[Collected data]
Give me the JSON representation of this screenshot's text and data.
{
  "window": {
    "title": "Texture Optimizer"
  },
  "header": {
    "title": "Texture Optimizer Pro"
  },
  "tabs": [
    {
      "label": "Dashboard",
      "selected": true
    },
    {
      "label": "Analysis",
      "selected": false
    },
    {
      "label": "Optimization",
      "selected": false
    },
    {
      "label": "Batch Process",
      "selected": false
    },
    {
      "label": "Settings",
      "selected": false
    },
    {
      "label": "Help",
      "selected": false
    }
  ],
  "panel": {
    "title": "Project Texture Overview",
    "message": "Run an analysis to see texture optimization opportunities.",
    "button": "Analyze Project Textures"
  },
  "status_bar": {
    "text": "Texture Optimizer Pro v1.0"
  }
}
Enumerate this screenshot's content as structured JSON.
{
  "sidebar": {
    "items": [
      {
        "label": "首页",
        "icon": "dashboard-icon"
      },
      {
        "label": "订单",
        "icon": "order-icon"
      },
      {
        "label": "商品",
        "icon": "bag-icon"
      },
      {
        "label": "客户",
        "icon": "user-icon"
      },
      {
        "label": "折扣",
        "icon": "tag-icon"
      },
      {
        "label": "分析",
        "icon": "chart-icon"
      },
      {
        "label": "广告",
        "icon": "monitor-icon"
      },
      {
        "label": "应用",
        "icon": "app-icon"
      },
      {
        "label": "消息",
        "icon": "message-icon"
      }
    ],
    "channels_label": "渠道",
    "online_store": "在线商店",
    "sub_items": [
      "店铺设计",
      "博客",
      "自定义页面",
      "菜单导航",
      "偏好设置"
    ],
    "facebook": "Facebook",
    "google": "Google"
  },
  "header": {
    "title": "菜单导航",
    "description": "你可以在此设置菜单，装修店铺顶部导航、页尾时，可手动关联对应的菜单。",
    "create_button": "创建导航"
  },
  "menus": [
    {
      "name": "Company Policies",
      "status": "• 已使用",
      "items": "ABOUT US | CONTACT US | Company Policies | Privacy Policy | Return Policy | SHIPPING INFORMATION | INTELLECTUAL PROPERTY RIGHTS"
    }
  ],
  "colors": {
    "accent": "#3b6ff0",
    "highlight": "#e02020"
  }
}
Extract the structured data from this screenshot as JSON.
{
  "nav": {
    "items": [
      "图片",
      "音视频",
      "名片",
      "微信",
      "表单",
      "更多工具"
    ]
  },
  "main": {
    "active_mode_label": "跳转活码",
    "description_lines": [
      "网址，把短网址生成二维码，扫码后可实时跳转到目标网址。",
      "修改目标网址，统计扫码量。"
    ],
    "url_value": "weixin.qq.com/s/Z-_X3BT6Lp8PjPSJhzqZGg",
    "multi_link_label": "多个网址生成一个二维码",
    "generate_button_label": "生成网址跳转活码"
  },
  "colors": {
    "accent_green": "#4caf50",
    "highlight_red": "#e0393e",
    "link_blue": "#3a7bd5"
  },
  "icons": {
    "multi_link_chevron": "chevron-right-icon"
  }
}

- [AIM] In the listing, find every line containing the word "title" and list it.

- [THE RESULT]
    "title": "Texture Optimizer"
    "title": "Texture Optimizer Pro"
    "title": "Project Texture Overview",
    "title": "菜单导航",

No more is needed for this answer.